=== DO THIS ===
In the listing below, pick out lines with "Discontinuous".

Entries with figure data:
++++++++++++++++++++
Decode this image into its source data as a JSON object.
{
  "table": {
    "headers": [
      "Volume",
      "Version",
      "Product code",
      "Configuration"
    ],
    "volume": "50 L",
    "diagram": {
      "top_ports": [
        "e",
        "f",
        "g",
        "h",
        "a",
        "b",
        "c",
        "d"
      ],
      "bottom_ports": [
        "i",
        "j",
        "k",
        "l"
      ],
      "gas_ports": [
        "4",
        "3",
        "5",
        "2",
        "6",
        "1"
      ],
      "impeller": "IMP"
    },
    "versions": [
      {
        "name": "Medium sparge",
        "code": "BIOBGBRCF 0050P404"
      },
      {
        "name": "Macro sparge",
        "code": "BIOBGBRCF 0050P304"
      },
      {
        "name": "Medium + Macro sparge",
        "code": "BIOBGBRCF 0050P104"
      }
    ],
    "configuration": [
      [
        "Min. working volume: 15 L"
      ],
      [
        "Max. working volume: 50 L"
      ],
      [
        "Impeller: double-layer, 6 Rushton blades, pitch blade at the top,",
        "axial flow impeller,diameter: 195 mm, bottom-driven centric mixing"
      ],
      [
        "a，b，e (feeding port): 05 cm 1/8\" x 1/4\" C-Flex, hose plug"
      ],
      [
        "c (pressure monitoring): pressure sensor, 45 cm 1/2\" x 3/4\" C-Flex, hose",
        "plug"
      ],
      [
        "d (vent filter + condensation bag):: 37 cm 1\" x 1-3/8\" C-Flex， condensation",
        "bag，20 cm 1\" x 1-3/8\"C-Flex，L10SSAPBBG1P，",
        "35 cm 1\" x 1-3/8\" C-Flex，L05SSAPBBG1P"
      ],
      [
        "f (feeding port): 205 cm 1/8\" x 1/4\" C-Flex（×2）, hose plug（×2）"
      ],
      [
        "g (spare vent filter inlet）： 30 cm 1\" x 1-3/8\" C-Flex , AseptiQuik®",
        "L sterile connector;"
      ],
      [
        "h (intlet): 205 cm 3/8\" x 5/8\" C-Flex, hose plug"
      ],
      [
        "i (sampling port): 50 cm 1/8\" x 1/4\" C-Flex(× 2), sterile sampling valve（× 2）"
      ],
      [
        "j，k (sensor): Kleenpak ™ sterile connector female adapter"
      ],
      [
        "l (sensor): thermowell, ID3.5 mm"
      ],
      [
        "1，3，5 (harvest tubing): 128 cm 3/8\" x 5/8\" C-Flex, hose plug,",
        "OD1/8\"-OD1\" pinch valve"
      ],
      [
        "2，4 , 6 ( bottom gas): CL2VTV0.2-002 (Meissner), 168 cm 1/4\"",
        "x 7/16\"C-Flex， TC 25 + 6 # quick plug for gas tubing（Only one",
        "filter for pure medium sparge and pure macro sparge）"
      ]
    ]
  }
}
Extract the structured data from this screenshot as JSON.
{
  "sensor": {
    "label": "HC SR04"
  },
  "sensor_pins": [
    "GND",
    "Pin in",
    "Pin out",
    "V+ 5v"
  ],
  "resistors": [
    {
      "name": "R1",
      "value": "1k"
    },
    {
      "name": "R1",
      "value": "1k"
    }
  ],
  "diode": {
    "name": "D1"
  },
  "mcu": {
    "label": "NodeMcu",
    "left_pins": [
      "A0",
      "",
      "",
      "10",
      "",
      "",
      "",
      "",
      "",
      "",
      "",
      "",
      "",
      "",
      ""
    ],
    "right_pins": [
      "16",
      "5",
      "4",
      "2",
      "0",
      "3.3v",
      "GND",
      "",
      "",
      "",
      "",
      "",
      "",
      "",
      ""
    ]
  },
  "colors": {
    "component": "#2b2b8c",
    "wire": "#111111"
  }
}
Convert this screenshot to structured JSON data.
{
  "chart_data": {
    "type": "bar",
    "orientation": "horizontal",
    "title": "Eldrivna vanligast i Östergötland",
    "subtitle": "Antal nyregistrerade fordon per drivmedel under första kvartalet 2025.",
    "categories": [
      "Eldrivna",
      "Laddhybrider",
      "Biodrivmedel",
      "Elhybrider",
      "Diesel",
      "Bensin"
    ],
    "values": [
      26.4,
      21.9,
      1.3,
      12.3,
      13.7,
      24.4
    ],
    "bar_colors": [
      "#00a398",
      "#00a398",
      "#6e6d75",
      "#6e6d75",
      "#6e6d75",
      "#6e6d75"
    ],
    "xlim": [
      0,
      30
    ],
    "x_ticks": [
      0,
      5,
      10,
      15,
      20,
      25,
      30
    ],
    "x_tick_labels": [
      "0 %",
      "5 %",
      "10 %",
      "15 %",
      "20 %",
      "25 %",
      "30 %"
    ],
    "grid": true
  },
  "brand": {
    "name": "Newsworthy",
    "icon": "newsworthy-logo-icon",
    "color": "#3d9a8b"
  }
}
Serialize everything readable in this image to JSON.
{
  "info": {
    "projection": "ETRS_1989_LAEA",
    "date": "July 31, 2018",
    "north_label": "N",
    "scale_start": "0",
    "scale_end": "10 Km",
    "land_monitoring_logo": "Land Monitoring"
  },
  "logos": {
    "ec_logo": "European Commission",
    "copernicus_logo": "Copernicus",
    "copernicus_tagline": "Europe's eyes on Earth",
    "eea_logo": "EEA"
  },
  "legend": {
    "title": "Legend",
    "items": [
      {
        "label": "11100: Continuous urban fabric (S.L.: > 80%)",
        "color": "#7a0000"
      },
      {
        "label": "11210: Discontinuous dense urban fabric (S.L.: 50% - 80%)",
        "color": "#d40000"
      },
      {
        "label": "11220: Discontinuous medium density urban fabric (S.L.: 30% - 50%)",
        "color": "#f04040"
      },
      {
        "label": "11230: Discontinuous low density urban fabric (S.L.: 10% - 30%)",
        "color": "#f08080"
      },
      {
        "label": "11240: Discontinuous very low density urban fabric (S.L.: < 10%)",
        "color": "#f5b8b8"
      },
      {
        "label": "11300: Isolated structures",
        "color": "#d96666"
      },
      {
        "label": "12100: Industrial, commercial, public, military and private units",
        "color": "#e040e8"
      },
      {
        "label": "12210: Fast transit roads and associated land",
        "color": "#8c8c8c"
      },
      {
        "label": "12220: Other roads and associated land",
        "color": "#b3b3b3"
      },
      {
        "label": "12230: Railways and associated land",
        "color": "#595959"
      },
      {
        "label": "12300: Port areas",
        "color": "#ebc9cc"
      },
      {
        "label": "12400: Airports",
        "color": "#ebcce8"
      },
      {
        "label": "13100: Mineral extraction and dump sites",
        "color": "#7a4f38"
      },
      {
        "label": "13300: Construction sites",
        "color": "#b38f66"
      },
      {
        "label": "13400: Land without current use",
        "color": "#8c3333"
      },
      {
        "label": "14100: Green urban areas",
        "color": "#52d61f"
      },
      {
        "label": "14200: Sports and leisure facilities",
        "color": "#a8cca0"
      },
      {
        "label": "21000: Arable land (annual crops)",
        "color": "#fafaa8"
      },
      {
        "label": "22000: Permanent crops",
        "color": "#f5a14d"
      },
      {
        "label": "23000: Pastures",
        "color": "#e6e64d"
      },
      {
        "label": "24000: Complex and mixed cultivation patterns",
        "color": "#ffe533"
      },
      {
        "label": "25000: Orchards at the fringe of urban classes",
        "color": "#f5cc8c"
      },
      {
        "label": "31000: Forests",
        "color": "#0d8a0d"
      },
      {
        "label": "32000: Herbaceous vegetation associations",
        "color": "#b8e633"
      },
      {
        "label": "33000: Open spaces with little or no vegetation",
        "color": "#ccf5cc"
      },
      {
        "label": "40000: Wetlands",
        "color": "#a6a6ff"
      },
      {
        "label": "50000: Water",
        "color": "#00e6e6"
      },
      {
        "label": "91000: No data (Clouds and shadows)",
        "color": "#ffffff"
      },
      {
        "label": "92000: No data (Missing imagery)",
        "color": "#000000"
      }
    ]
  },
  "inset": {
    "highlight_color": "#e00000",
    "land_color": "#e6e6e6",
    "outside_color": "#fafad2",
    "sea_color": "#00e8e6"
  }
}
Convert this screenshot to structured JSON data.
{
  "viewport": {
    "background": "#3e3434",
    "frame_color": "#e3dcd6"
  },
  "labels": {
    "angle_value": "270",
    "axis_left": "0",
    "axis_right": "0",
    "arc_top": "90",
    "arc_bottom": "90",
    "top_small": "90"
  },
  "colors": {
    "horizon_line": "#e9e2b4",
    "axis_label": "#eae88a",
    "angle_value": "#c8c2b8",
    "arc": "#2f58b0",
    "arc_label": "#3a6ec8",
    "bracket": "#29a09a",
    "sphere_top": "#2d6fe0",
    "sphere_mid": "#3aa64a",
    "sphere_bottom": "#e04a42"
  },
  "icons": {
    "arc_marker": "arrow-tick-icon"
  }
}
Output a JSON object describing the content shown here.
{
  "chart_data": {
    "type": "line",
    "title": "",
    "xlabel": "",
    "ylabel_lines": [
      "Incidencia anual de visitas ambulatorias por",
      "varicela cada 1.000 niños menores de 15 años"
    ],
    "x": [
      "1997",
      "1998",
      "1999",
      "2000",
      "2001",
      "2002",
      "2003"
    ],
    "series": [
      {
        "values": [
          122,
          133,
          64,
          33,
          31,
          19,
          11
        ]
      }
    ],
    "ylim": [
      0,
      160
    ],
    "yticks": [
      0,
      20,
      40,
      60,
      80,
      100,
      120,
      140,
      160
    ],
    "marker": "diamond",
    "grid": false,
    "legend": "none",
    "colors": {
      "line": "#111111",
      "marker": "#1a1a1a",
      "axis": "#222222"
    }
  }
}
++++++++++++++++++++
=== OUTPUT BELOW ===
        "label": "11210: Discontinuous dense urban fabric (S.L.: 50% - 80%)",
        "label": "11220: Discontinuous medium density urban fabric (S.L.: 30% - 50%)",
        "label": "11230: Discontinuous low density urban fabric (S.L.: 10% - 30%)",
        "label": "11240: Discontinuous very low density urban fabric (S.L.: < 10%)",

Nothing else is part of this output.